--- Directive ---
Write the records out again exactly, leaving no images in.

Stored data

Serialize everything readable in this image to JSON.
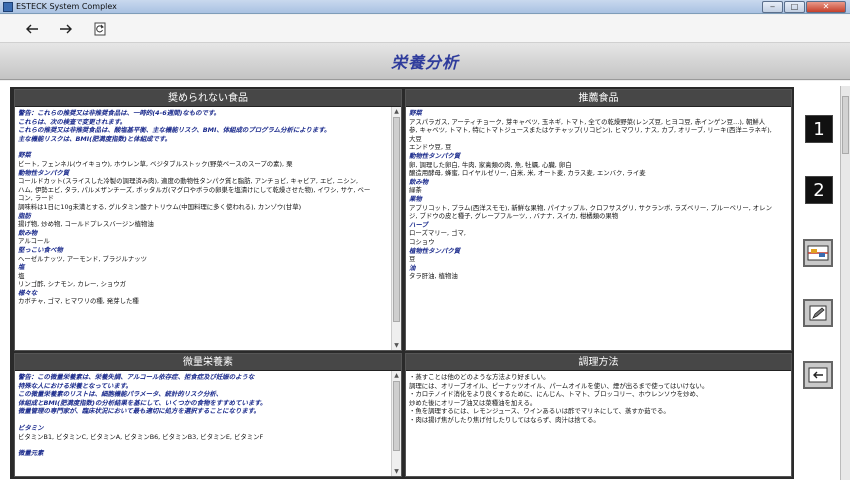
{
  "window": {
    "title": "ESTECK System Complex",
    "buttons": [
      "‒",
      "□",
      "✕"
    ]
  },
  "toolbar": {
    "back_icon": "arrow-left-icon",
    "forward_icon": "arrow-right-icon",
    "refresh_icon": "refresh-icon"
  },
  "header": {
    "title": "栄養分析"
  },
  "panels": {
    "not_recommended": {
      "title": "奨められない食品",
      "lines": [
        {
          "t": "warn",
          "v": "警告：これらの推奨又は非推奨食品は、一時的(4-6週間)なものです。"
        },
        {
          "t": "warn",
          "v": "これらは、次の検査で変更されます。"
        },
        {
          "t": "warn",
          "v": "これらの推奨又は非推奨食品は、酸塩基平衡、主な機能リスク、BMI、体組成のプログラム分析によります。"
        },
        {
          "t": "warn",
          "v": "主な機能リスクは、BMI(肥満度指数)と体組成です。"
        },
        {
          "t": "gap",
          "v": ""
        },
        {
          "t": "head",
          "v": "野菜"
        },
        {
          "t": "txt",
          "v": "ビート, フェンネル(ウイキョウ), ホウレン草, ベジタブルストック(野菜ベースのスープの素), 栗"
        },
        {
          "t": "head",
          "v": "動物性タンパク質"
        },
        {
          "t": "txt",
          "v": "コールドカット(スライスした冷製の調理済み肉), 適度の動物性タンパク質と脂肪, アンチョビ, キャビア, エビ, ニシン,"
        },
        {
          "t": "txt",
          "v": "ハム, 伊勢エビ, タラ, パルメザンチーズ, ボッタルガ(マグロやボラの卵巣を塩漬けにして乾燥させた物), イワシ, サケ, ベー"
        },
        {
          "t": "txt",
          "v": "コン, ラード"
        },
        {
          "t": "txt",
          "v": "調味料は1日に10g未満とする, グルタミン酸ナトリウム(中国料理に多く使われる), カンゾウ(甘草)"
        },
        {
          "t": "head",
          "v": "脂肪"
        },
        {
          "t": "txt",
          "v": "揚げ物, 炒め物, コールドプレスバージン植物油"
        },
        {
          "t": "head",
          "v": "飲み物"
        },
        {
          "t": "txt",
          "v": "アルコール"
        },
        {
          "t": "head",
          "v": "堅っこい食べ物"
        },
        {
          "t": "txt",
          "v": "ヘーゼルナッツ, アーモンド, ブラジルナッツ"
        },
        {
          "t": "head",
          "v": "塩"
        },
        {
          "t": "txt",
          "v": "塩"
        },
        {
          "t": "txt",
          "v": "リンゴ酢, シナモン, カレー, ショウガ"
        },
        {
          "t": "head",
          "v": "様々な"
        },
        {
          "t": "txt",
          "v": "カボチャ, ゴマ, ヒマワリの種, 発芽した種"
        }
      ]
    },
    "recommended": {
      "title": "推薦食品",
      "lines": [
        {
          "t": "head",
          "v": "野菜"
        },
        {
          "t": "txt",
          "v": "アスパラガス, アーティチョーク, 芽キャベツ, 玉ネギ, トマト, 全ての乾燥野菜(レンズ豆, ヒヨコ豆, 赤インゲン豆…), 朝鮮人"
        },
        {
          "t": "txt",
          "v": "参, キャベツ, トマト, 特にトマトジュースまたはケチャップ(リコピン), ヒマワリ, ナス, カブ, オリーブ, リーキ(西洋ニラネギ),"
        },
        {
          "t": "txt",
          "v": "大豆"
        },
        {
          "t": "txt",
          "v": "エンドウ豆, 豆"
        },
        {
          "t": "head",
          "v": "動物性タンパク質"
        },
        {
          "t": "txt",
          "v": "卵, 調理した卵白, 牛肉, 家禽類の肉, 魚, 牡蠣, 心臓, 卵白"
        },
        {
          "t": "txt",
          "v": "醸造用酵母, 蜂蜜, ロイヤルゼリー, 白米, 米, オート麦, カラス麦, エンバク, ライ麦"
        },
        {
          "t": "head",
          "v": "飲み物"
        },
        {
          "t": "txt",
          "v": "緑茶"
        },
        {
          "t": "head",
          "v": "果物"
        },
        {
          "t": "txt",
          "v": "アプリコット, プラム(西洋スモモ), 新鮮な果物, パイナップル, クロフサスグリ, サクランボ, ラズベリー, ブルーベリー, オレン"
        },
        {
          "t": "txt",
          "v": "ジ, ブドウの皮と種子, グレープフルーツ, , バナナ, スイカ, 柑橘類の果物"
        },
        {
          "t": "head",
          "v": "ハーブ"
        },
        {
          "t": "txt",
          "v": "ローズマリー, ゴマ,"
        },
        {
          "t": "txt",
          "v": "コショウ"
        },
        {
          "t": "head",
          "v": "植物性タンパク質"
        },
        {
          "t": "txt",
          "v": "豆"
        },
        {
          "t": "head",
          "v": "油"
        },
        {
          "t": "txt",
          "v": "タラ肝油, 植物油"
        }
      ]
    },
    "micronutrients": {
      "title": "微量栄養素",
      "lines": [
        {
          "t": "warn",
          "v": "警告：この微量栄養素は、栄養失調、アルコール依存症、拒食症及び妊娠のような"
        },
        {
          "t": "warn",
          "v": "特殊な人における栄養となっています。"
        },
        {
          "t": "warn",
          "v": "この微量栄養素のリストは、細胞機能パラメータ、統計的リスク分析、"
        },
        {
          "t": "warn",
          "v": "体組成とBMI(肥満度指数)の分析結果を基にして、いくつかの食物をすすめています。"
        },
        {
          "t": "warn",
          "v": "微量管理の専門家が、臨床状況において最も適切に処方を選択することになります。"
        },
        {
          "t": "gap",
          "v": ""
        },
        {
          "t": "head",
          "v": "ビタミン"
        },
        {
          "t": "txt",
          "v": "ビタミンB1, ビタミンC, ビタミンA, ビタミンB6, ビタミンB3, ビタミンE, ビタミンF"
        },
        {
          "t": "gap",
          "v": ""
        },
        {
          "t": "head",
          "v": "微量元素"
        }
      ]
    },
    "cooking": {
      "title": "調理方法",
      "lines": [
        {
          "t": "txt",
          "v": "・蒸すことは他のどのような方法より好ましい。"
        },
        {
          "t": "txt",
          "v": "調理には、オリーブオイル、ピーナッツオイル、パームオイルを使い、煙が出るまで使ってはいけない。"
        },
        {
          "t": "txt",
          "v": "・カロテノイド消化をより良くするために、にんじん、トマト、ブロッコリー、ホウレンソウを炒め、"
        },
        {
          "t": "txt",
          "v": "炒めた後にオリーブ油又は菜種油を加える。"
        },
        {
          "t": "txt",
          "v": "・魚を調理するには、レモンジュース、ワインあるいは酢でマリネにして、蒸すか茹でる。"
        },
        {
          "t": "txt",
          "v": "・肉は揚げ焦がしたり焦げ付したりしてはならず、肉汁は捨てる。"
        }
      ]
    }
  },
  "side_buttons": {
    "b1": "1",
    "b2": "2",
    "b3_icon": "balance-chart-icon",
    "b4_icon": "edit-pen-icon",
    "b5_icon": "return-arrow-icon"
  }
}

--- Answer to this task ---
Serialize everything readable in this image to JSON.
{
  "window": {
    "title": "ESTECK System Complex",
    "buttons": [
      "‒",
      "□",
      "✕"
    ]
  },
  "toolbar": {
    "back_icon": "arrow-left-icon",
    "forward_icon": "arrow-right-icon",
    "refresh_icon": "refresh-icon"
  },
  "header": {
    "title": "栄養分析"
  },
  "panels": {
    "not_recommended": {
      "title": "奨められない食品",
      "lines": [
        {
          "t": "warn",
          "v": "警告：これらの推奨又は非推奨食品は、一時的(4-6週間)なものです。"
        },
        {
          "t": "warn",
          "v": "これらは、次の検査で変更されます。"
        },
        {
          "t": "warn",
          "v": "これらの推奨又は非推奨食品は、酸塩基平衡、主な機能リスク、BMI、体組成のプログラム分析によります。"
        },
        {
          "t": "warn",
          "v": "主な機能リスクは、BMI(肥満度指数)と体組成です。"
        },
        {
          "t": "gap",
          "v": ""
        },
        {
          "t": "head",
          "v": "野菜"
        },
        {
          "t": "txt",
          "v": "ビート, フェンネル(ウイキョウ), ホウレン草, ベジタブルストック(野菜ベースのスープの素), 栗"
        },
        {
          "t": "head",
          "v": "動物性タンパク質"
        },
        {
          "t": "txt",
          "v": "コールドカット(スライスした冷製の調理済み肉), 適度の動物性タンパク質と脂肪, アンチョビ, キャビア, エビ, ニシン,"
        },
        {
          "t": "txt",
          "v": "ハム, 伊勢エビ, タラ, パルメザンチーズ, ボッタルガ(マグロやボラの卵巣を塩漬けにして乾燥させた物), イワシ, サケ, ベー"
        },
        {
          "t": "txt",
          "v": "コン, ラード"
        },
        {
          "t": "txt",
          "v": "調味料は1日に10g未満とする, グルタミン酸ナトリウム(中国料理に多く使われる), カンゾウ(甘草)"
        },
        {
          "t": "head",
          "v": "脂肪"
        },
        {
          "t": "txt",
          "v": "揚げ物, 炒め物, コールドプレスバージン植物油"
        },
        {
          "t": "head",
          "v": "飲み物"
        },
        {
          "t": "txt",
          "v": "アルコール"
        },
        {
          "t": "head",
          "v": "堅っこい食べ物"
        },
        {
          "t": "txt",
          "v": "ヘーゼルナッツ, アーモンド, ブラジルナッツ"
        },
        {
          "t": "head",
          "v": "塩"
        },
        {
          "t": "txt",
          "v": "塩"
        },
        {
          "t": "txt",
          "v": "リンゴ酢, シナモン, カレー, ショウガ"
        },
        {
          "t": "head",
          "v": "様々な"
        },
        {
          "t": "txt",
          "v": "カボチャ, ゴマ, ヒマワリの種, 発芽した種"
        }
      ]
    },
    "recommended": {
      "title": "推薦食品",
      "lines": [
        {
          "t": "head",
          "v": "野菜"
        },
        {
          "t": "txt",
          "v": "アスパラガス, アーティチョーク, 芽キャベツ, 玉ネギ, トマト, 全ての乾燥野菜(レンズ豆, ヒヨコ豆, 赤インゲン豆…), 朝鮮人"
        },
        {
          "t": "txt",
          "v": "参, キャベツ, トマト, 特にトマトジュースまたはケチャップ(リコピン), ヒマワリ, ナス, カブ, オリーブ, リーキ(西洋ニラネギ),"
        },
        {
          "t": "txt",
          "v": "大豆"
        },
        {
          "t": "txt",
          "v": "エンドウ豆, 豆"
        },
        {
          "t": "head",
          "v": "動物性タンパク質"
        },
        {
          "t": "txt",
          "v": "卵, 調理した卵白, 牛肉, 家禽類の肉, 魚, 牡蠣, 心臓, 卵白"
        },
        {
          "t": "txt",
          "v": "醸造用酵母, 蜂蜜, ロイヤルゼリー, 白米, 米, オート麦, カラス麦, エンバク, ライ麦"
        },
        {
          "t": "head",
          "v": "飲み物"
        },
        {
          "t": "txt",
          "v": "緑茶"
        },
        {
          "t": "head",
          "v": "果物"
        },
        {
          "t": "txt",
          "v": "アプリコット, プラム(西洋スモモ), 新鮮な果物, パイナップル, クロフサスグリ, サクランボ, ラズベリー, ブルーベリー, オレン"
        },
        {
          "t": "txt",
          "v": "ジ, ブドウの皮と種子, グレープフルーツ, , バナナ, スイカ, 柑橘類の果物"
        },
        {
          "t": "head",
          "v": "ハーブ"
        },
        {
          "t": "txt",
          "v": "ローズマリー, ゴマ,"
        },
        {
          "t": "txt",
          "v": "コショウ"
        },
        {
          "t": "head",
          "v": "植物性タンパク質"
        },
        {
          "t": "txt",
          "v": "豆"
        },
        {
          "t": "head",
          "v": "油"
        },
        {
          "t": "txt",
          "v": "タラ肝油, 植物油"
        }
      ]
    },
    "micronutrients": {
      "title": "微量栄養素",
      "lines": [
        {
          "t": "warn",
          "v": "警告：この微量栄養素は、栄養失調、アルコール依存症、拒食症及び妊娠のような"
        },
        {
          "t": "warn",
          "v": "特殊な人における栄養となっています。"
        },
        {
          "t": "warn",
          "v": "この微量栄養素のリストは、細胞機能パラメータ、統計的リスク分析、"
        },
        {
          "t": "warn",
          "v": "体組成とBMI(肥満度指数)の分析結果を基にして、いくつかの食物をすすめています。"
        },
        {
          "t": "warn",
          "v": "微量管理の専門家が、臨床状況において最も適切に処方を選択することになります。"
        },
        {
          "t": "gap",
          "v": ""
        },
        {
          "t": "head",
          "v": "ビタミン"
        },
        {
          "t": "txt",
          "v": "ビタミンB1, ビタミンC, ビタミンA, ビタミンB6, ビタミンB3, ビタミンE, ビタミンF"
        },
        {
          "t": "gap",
          "v": ""
        },
        {
          "t": "head",
          "v": "微量元素"
        }
      ]
    },
    "cooking": {
      "title": "調理方法",
      "lines": [
        {
          "t": "txt",
          "v": "・蒸すことは他のどのような方法より好ましい。"
        },
        {
          "t": "txt",
          "v": "調理には、オリーブオイル、ピーナッツオイル、パームオイルを使い、煙が出るまで使ってはいけない。"
        },
        {
          "t": "txt",
          "v": "・カロテノイド消化をより良くするために、にんじん、トマト、ブロッコリー、ホウレンソウを炒め、"
        },
        {
          "t": "txt",
          "v": "炒めた後にオリーブ油又は菜種油を加える。"
        },
        {
          "t": "txt",
          "v": "・魚を調理するには、レモンジュース、ワインあるいは酢でマリネにして、蒸すか茹でる。"
        },
        {
          "t": "txt",
          "v": "・肉は揚げ焦がしたり焦げ付したりしてはならず、肉汁は捨てる。"
        }
      ]
    }
  },
  "side_buttons": {
    "b1": "1",
    "b2": "2",
    "b3_icon": "balance-chart-icon",
    "b4_icon": "edit-pen-icon",
    "b5_icon": "return-arrow-icon"
  }
}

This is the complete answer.